▶ [Stated problem] Return every line of the material exactly.

(Saved entries)
>> Begin

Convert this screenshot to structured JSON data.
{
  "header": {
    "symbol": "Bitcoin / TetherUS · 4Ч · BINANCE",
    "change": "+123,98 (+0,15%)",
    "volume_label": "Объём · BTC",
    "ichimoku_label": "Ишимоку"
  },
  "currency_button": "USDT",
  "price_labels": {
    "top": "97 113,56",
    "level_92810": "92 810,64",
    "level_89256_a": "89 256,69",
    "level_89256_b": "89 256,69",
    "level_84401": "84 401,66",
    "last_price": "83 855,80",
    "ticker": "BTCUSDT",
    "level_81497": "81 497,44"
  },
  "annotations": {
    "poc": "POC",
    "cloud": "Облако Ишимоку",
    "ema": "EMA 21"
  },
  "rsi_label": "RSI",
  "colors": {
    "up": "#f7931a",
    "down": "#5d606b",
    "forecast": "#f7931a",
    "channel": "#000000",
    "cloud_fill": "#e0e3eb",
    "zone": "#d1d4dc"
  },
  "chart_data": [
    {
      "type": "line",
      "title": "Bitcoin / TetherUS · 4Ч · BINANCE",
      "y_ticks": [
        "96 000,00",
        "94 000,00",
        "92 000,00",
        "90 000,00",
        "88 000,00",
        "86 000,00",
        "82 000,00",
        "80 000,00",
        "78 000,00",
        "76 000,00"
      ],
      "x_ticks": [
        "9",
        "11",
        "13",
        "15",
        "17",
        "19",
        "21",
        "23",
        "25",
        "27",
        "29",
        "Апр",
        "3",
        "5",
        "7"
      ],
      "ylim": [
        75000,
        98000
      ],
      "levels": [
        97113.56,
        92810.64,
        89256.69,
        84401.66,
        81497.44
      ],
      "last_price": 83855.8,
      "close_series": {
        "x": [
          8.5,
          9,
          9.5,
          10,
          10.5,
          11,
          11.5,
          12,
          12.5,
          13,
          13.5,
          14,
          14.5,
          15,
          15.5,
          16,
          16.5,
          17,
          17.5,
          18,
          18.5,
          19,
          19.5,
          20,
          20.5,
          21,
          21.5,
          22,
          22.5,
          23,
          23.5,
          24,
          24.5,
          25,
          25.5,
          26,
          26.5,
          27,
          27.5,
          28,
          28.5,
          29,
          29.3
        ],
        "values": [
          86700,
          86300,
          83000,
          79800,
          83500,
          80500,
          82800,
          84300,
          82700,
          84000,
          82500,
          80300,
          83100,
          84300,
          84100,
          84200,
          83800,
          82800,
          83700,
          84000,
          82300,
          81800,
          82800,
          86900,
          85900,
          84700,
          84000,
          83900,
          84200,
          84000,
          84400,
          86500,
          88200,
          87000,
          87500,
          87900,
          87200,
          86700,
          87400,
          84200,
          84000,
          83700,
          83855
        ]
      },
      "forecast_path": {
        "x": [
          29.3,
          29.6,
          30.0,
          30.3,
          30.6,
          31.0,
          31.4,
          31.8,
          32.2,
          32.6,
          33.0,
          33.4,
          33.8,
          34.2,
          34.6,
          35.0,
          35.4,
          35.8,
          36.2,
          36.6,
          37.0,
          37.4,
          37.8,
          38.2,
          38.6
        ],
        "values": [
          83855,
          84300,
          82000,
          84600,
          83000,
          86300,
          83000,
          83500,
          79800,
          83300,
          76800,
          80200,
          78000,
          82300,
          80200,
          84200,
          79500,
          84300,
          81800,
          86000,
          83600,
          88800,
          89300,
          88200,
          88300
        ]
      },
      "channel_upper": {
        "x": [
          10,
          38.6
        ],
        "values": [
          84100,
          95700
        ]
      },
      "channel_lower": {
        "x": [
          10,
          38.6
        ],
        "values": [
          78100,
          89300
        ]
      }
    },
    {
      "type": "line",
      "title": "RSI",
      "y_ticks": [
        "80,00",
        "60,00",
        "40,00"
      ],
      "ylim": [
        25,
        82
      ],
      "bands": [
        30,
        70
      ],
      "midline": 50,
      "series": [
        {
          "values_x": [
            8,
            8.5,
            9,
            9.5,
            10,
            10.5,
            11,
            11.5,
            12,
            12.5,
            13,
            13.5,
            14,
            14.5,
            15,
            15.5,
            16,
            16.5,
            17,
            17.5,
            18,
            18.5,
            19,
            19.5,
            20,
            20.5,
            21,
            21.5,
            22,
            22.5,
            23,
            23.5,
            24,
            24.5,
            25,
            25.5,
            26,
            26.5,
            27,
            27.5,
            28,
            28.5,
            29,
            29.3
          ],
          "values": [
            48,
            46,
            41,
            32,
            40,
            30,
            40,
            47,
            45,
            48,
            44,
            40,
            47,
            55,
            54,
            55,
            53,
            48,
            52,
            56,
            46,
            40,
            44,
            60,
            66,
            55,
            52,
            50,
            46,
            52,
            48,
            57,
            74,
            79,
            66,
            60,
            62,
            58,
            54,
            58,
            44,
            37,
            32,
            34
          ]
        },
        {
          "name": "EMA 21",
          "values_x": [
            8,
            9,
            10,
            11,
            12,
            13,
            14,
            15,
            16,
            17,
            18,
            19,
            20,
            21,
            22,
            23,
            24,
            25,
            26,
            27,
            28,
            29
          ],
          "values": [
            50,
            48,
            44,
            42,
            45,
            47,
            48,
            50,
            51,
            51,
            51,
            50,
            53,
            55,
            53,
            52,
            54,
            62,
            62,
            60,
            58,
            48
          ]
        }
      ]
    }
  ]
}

>> End

▶ [Answer to this problem]
Convert this screenshot to structured JSON data.
{
  "header": {
    "symbol": "Bitcoin / TetherUS · 4Ч · BINANCE",
    "change": "+123,98 (+0,15%)",
    "volume_label": "Объём · BTC",
    "ichimoku_label": "Ишимоку"
  },
  "currency_button": "USDT",
  "price_labels": {
    "top": "97 113,56",
    "level_92810": "92 810,64",
    "level_89256_a": "89 256,69",
    "level_89256_b": "89 256,69",
    "level_84401": "84 401,66",
    "last_price": "83 855,80",
    "ticker": "BTCUSDT",
    "level_81497": "81 497,44"
  },
  "annotations": {
    "poc": "POC",
    "cloud": "Облако Ишимоку",
    "ema": "EMA 21"
  },
  "rsi_label": "RSI",
  "colors": {
    "up": "#f7931a",
    "down": "#5d606b",
    "forecast": "#f7931a",
    "channel": "#000000",
    "cloud_fill": "#e0e3eb",
    "zone": "#d1d4dc"
  },
  "chart_data": [
    {
      "type": "line",
      "title": "Bitcoin / TetherUS · 4Ч · BINANCE",
      "y_ticks": [
        "96 000,00",
        "94 000,00",
        "92 000,00",
        "90 000,00",
        "88 000,00",
        "86 000,00",
        "82 000,00",
        "80 000,00",
        "78 000,00",
        "76 000,00"
      ],
      "x_ticks": [
        "9",
        "11",
        "13",
        "15",
        "17",
        "19",
        "21",
        "23",
        "25",
        "27",
        "29",
        "Апр",
        "3",
        "5",
        "7"
      ],
      "ylim": [
        75000,
        98000
      ],
      "levels": [
        97113.56,
        92810.64,
        89256.69,
        84401.66,
        81497.44
      ],
      "last_price": 83855.8,
      "close_series": {
        "x": [
          8.5,
          9,
          9.5,
          10,
          10.5,
          11,
          11.5,
          12,
          12.5,
          13,
          13.5,
          14,
          14.5,
          15,
          15.5,
          16,
          16.5,
          17,
          17.5,
          18,
          18.5,
          19,
          19.5,
          20,
          20.5,
          21,
          21.5,
          22,
          22.5,
          23,
          23.5,
          24,
          24.5,
          25,
          25.5,
          26,
          26.5,
          27,
          27.5,
          28,
          28.5,
          29,
          29.3
        ],
        "values": [
          86700,
          86300,
          83000,
          79800,
          83500,
          80500,
          82800,
          84300,
          82700,
          84000,
          82500,
          80300,
          83100,
          84300,
          84100,
          84200,
          83800,
          82800,
          83700,
          84000,
          82300,
          81800,
          82800,
          86900,
          85900,
          84700,
          84000,
          83900,
          84200,
          84000,
          84400,
          86500,
          88200,
          87000,
          87500,
          87900,
          87200,
          86700,
          87400,
          84200,
          84000,
          83700,
          83855
        ]
      },
      "forecast_path": {
        "x": [
          29.3,
          29.6,
          30.0,
          30.3,
          30.6,
          31.0,
          31.4,
          31.8,
          32.2,
          32.6,
          33.0,
          33.4,
          33.8,
          34.2,
          34.6,
          35.0,
          35.4,
          35.8,
          36.2,
          36.6,
          37.0,
          37.4,
          37.8,
          38.2,
          38.6
        ],
        "values": [
          83855,
          84300,
          82000,
          84600,
          83000,
          86300,
          83000,
          83500,
          79800,
          83300,
          76800,
          80200,
          78000,
          82300,
          80200,
          84200,
          79500,
          84300,
          81800,
          86000,
          83600,
          88800,
          89300,
          88200,
          88300
        ]
      },
      "channel_upper": {
        "x": [
          10,
          38.6
        ],
        "values": [
          84100,
          95700
        ]
      },
      "channel_lower": {
        "x": [
          10,
          38.6
        ],
        "values": [
          78100,
          89300
        ]
      }
    },
    {
      "type": "line",
      "title": "RSI",
      "y_ticks": [
        "80,00",
        "60,00",
        "40,00"
      ],
      "ylim": [
        25,
        82
      ],
      "bands": [
        30,
        70
      ],
      "midline": 50,
      "series": [
        {
          "values_x": [
            8,
            8.5,
            9,
            9.5,
            10,
            10.5,
            11,
            11.5,
            12,
            12.5,
            13,
            13.5,
            14,
            14.5,
            15,
            15.5,
            16,
            16.5,
            17,
            17.5,
            18,
            18.5,
            19,
            19.5,
            20,
            20.5,
            21,
            21.5,
            22,
            22.5,
            23,
            23.5,
            24,
            24.5,
            25,
            25.5,
            26,
            26.5,
            27,
            27.5,
            28,
            28.5,
            29,
            29.3
          ],
          "values": [
            48,
            46,
            41,
            32,
            40,
            30,
            40,
            47,
            45,
            48,
            44,
            40,
            47,
            55,
            54,
            55,
            53,
            48,
            52,
            56,
            46,
            40,
            44,
            60,
            66,
            55,
            52,
            50,
            46,
            52,
            48,
            57,
            74,
            79,
            66,
            60,
            62,
            58,
            54,
            58,
            44,
            37,
            32,
            34
          ]
        },
        {
          "name": "EMA 21",
          "values_x": [
            8,
            9,
            10,
            11,
            12,
            13,
            14,
            15,
            16,
            17,
            18,
            19,
            20,
            21,
            22,
            23,
            24,
            25,
            26,
            27,
            28,
            29
          ],
          "values": [
            50,
            48,
            44,
            42,
            45,
            47,
            48,
            50,
            51,
            51,
            51,
            50,
            53,
            55,
            53,
            52,
            54,
            62,
            62,
            60,
            58,
            48
          ]
        }
      ]
    }
  ]
}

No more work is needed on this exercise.